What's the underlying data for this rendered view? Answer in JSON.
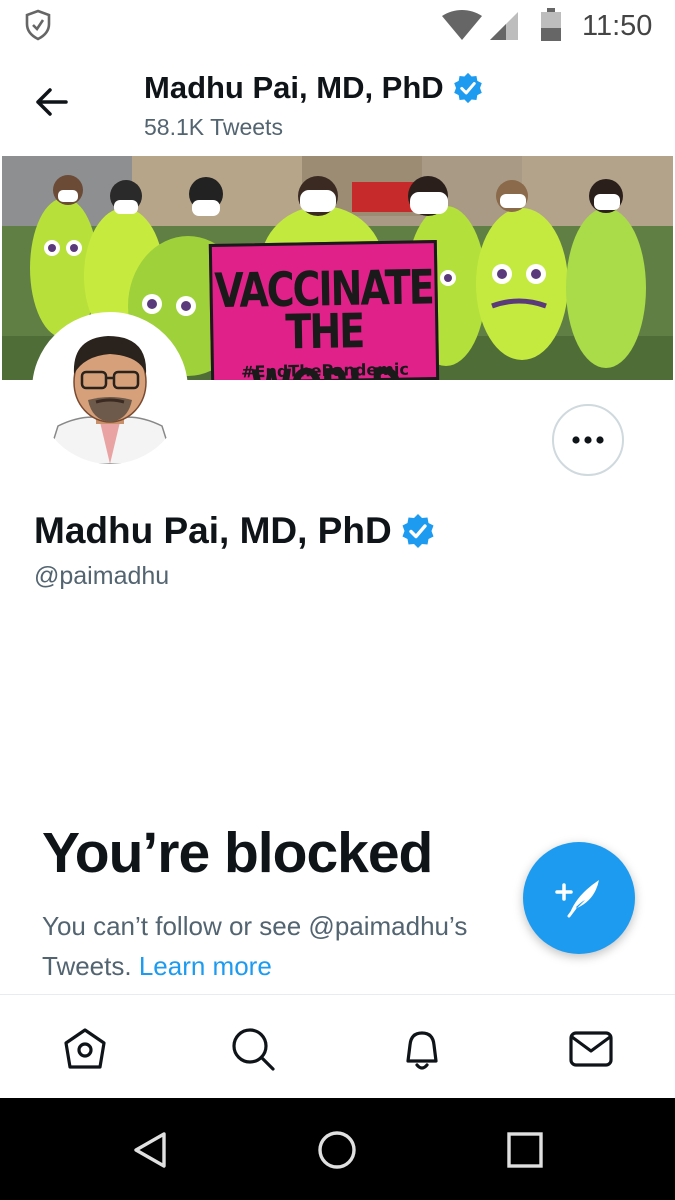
{
  "status_bar": {
    "time": "11:50",
    "icons": [
      "shield-check-icon",
      "wifi-icon",
      "signal-icon",
      "battery-icon"
    ]
  },
  "header": {
    "name": "Madhu Pai, MD, PhD",
    "tweet_count": "58.1K Tweets",
    "back_icon": "back-arrow-icon",
    "verified": true
  },
  "banner": {
    "sign_line1": "VACCINATE",
    "sign_line2": "THE WORLD",
    "sign_line3": "#EndThePandemic"
  },
  "profile": {
    "name": "Madhu Pai, MD, PhD",
    "handle": "@paimadhu",
    "verified": true,
    "more_icon": "more-options-icon"
  },
  "blocked": {
    "title": "You’re blocked",
    "message": "You can’t follow or see @paimadhu’s Tweets.",
    "learn_more": "Learn more"
  },
  "compose": {
    "icon": "compose-tweet-icon"
  },
  "bottom_nav": {
    "items": [
      "home-icon",
      "search-icon",
      "notifications-icon",
      "messages-icon"
    ]
  },
  "android_nav": {
    "items": [
      "back-triangle-icon",
      "home-circle-icon",
      "recents-square-icon"
    ]
  },
  "colors": {
    "accent": "#1d9bf0",
    "text_primary": "#0f1419",
    "text_secondary": "#536471",
    "sign_pink": "#e0218a"
  }
}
----------
= Short problem =
Give the number of lines in the records above that contain the word "Tweets". Reply with that number alone.

= Reply to the task =
2